▶ _TASK TO CARRY OUT_: Across the entries below, count the lines in which the word "title" occurs. Reply with the count alone.

▶ _Figure record listings_:
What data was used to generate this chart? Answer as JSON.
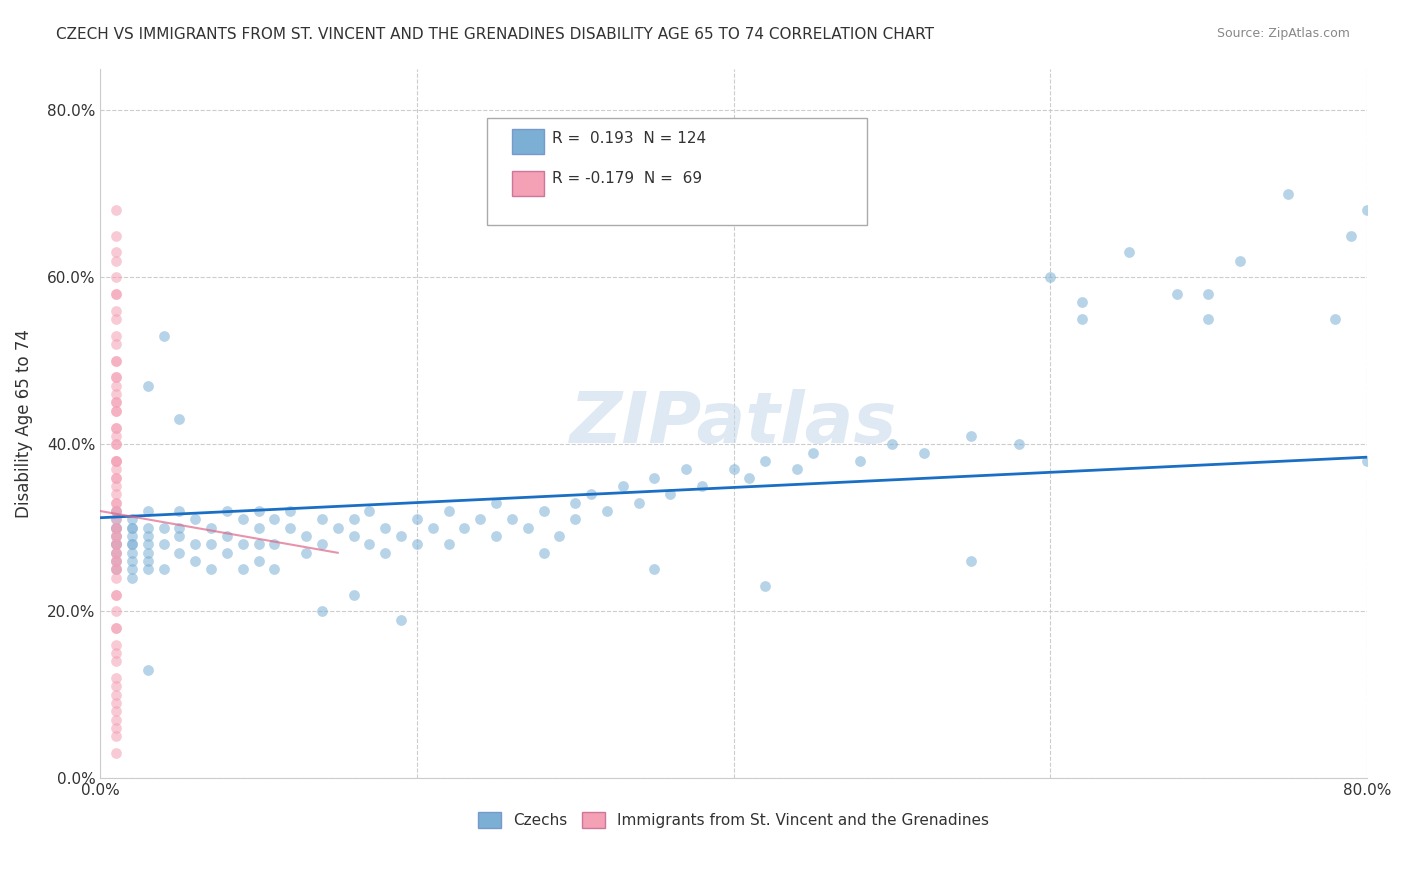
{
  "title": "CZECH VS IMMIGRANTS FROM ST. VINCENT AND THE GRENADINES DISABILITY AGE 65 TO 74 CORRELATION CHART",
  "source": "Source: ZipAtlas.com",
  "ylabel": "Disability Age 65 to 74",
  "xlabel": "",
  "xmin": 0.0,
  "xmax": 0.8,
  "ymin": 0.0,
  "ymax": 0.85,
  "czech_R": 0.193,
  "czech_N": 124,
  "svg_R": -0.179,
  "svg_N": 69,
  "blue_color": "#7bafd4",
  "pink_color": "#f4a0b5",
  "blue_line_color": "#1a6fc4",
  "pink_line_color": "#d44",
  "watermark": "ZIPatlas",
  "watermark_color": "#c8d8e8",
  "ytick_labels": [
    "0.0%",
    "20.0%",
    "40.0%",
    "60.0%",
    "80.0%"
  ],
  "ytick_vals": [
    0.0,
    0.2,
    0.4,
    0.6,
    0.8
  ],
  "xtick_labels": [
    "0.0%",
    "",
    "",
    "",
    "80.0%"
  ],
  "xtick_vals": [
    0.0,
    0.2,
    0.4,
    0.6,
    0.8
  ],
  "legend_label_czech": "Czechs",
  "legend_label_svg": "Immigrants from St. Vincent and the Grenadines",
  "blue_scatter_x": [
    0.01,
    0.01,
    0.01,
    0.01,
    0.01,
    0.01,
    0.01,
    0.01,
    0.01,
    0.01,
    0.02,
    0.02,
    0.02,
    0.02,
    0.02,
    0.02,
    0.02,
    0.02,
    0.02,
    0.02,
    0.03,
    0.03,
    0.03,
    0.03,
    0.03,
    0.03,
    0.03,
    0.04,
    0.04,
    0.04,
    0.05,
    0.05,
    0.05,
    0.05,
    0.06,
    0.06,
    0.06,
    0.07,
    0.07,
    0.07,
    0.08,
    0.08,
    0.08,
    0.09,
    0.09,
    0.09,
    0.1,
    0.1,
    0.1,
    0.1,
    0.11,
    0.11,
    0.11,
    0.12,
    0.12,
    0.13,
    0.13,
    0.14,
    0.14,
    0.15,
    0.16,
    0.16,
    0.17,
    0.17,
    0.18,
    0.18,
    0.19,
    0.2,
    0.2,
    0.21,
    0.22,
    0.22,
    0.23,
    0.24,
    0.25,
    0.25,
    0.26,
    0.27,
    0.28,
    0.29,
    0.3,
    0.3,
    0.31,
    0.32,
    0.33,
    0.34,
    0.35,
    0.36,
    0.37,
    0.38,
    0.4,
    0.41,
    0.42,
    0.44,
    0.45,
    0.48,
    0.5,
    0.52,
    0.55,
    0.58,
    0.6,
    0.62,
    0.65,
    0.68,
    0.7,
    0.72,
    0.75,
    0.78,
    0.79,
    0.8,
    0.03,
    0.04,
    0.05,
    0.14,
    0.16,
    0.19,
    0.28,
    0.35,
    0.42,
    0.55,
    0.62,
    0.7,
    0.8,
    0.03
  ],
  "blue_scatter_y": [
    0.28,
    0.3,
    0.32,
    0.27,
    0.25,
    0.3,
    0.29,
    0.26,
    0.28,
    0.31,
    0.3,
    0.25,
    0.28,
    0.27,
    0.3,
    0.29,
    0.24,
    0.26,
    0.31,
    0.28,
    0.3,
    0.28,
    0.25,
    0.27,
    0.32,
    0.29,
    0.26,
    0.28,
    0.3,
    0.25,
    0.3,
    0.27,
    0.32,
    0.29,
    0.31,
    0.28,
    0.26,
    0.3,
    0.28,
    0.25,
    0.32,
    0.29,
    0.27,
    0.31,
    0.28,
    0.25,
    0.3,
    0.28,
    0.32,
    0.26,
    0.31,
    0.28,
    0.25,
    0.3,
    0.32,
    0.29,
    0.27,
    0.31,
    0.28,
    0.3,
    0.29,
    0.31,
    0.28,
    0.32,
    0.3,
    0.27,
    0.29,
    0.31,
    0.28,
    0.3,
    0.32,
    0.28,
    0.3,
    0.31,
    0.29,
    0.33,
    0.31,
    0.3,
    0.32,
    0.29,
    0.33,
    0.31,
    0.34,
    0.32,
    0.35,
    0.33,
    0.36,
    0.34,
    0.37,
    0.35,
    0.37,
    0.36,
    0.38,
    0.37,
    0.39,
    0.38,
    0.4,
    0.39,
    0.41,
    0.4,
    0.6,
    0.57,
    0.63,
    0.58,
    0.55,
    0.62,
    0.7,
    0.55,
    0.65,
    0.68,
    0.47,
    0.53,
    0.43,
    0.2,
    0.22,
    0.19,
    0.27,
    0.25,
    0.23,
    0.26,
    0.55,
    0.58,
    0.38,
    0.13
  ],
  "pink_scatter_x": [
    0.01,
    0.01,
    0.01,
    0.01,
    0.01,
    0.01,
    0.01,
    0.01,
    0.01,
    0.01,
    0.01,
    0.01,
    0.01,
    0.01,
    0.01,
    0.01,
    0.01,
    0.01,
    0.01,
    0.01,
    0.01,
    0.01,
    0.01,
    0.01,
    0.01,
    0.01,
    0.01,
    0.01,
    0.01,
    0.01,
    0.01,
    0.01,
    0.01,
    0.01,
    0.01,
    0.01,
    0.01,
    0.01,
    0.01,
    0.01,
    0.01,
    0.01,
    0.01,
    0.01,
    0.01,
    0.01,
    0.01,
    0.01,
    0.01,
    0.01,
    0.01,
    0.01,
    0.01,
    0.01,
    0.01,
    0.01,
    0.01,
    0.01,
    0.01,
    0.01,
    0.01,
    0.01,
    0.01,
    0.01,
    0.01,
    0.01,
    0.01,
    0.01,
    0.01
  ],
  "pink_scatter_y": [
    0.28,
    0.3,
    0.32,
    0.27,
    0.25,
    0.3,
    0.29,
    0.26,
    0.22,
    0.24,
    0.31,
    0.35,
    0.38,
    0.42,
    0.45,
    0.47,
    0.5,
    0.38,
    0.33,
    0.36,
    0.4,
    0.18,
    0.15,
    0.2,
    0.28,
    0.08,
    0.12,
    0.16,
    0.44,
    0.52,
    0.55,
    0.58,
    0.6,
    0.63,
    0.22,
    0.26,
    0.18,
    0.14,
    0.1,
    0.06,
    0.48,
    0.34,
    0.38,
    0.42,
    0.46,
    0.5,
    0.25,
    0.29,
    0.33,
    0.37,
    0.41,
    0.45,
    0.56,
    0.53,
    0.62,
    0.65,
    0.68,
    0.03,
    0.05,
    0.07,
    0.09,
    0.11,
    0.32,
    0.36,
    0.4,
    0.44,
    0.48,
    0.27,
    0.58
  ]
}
---
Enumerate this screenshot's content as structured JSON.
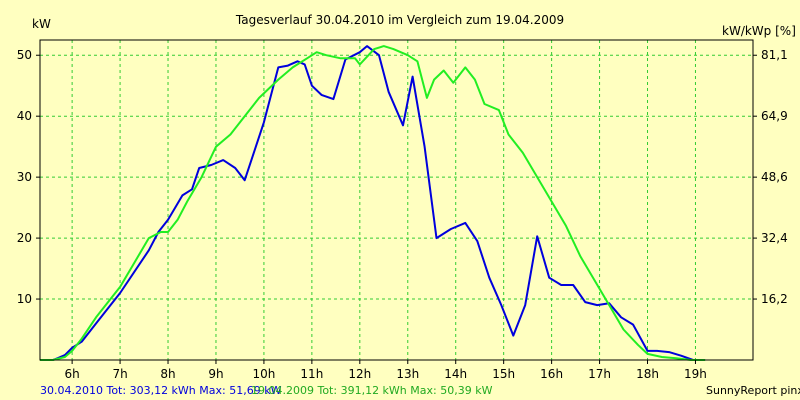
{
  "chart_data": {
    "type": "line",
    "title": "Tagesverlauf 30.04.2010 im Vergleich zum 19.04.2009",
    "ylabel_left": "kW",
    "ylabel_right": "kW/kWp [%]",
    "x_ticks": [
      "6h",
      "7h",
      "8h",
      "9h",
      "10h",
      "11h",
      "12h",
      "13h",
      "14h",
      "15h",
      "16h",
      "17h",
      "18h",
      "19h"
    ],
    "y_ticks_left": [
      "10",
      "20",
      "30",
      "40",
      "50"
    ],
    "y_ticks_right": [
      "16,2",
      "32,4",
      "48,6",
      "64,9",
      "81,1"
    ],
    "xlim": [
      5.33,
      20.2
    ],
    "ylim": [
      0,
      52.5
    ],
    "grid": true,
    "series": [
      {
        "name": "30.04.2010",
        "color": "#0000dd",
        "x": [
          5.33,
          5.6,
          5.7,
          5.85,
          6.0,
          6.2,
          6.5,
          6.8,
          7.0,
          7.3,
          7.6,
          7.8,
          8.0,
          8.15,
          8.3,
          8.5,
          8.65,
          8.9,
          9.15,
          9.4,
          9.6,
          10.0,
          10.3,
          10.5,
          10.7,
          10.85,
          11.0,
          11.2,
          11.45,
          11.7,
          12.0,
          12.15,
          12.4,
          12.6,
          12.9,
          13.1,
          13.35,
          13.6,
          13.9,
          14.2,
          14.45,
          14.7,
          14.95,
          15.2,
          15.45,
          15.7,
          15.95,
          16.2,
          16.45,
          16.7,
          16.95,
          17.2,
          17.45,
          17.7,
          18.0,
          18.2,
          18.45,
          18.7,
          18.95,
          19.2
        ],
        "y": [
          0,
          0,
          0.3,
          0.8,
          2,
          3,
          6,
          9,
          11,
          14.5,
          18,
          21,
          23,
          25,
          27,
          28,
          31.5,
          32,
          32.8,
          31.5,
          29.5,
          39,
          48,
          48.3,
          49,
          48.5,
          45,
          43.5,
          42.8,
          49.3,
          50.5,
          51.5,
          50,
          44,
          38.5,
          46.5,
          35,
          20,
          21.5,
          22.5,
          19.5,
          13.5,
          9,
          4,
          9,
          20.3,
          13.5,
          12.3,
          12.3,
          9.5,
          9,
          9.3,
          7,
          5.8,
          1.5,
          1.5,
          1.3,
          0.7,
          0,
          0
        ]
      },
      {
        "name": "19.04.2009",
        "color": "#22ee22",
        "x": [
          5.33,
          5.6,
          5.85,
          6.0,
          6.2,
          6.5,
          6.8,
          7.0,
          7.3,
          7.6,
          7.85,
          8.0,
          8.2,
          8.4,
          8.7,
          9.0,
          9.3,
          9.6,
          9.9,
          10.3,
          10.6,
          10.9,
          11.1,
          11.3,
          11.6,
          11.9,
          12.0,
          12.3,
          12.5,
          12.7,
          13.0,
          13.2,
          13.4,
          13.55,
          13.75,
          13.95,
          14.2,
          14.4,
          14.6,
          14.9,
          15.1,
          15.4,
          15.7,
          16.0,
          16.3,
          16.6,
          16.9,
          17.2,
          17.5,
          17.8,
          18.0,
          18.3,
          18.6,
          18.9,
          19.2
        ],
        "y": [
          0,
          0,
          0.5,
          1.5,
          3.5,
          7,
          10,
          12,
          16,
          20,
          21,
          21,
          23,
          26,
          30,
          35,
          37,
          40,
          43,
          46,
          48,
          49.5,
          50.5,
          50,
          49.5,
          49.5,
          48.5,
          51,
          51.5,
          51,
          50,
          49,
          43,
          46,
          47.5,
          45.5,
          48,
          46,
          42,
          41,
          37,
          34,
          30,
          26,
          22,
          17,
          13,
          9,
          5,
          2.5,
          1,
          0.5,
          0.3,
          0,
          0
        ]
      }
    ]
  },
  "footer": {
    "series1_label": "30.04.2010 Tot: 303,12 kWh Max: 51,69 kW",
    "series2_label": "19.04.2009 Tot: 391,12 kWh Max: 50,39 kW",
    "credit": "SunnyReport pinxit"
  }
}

▶ _RESPONSE FOR THIS EXERCISE_: 2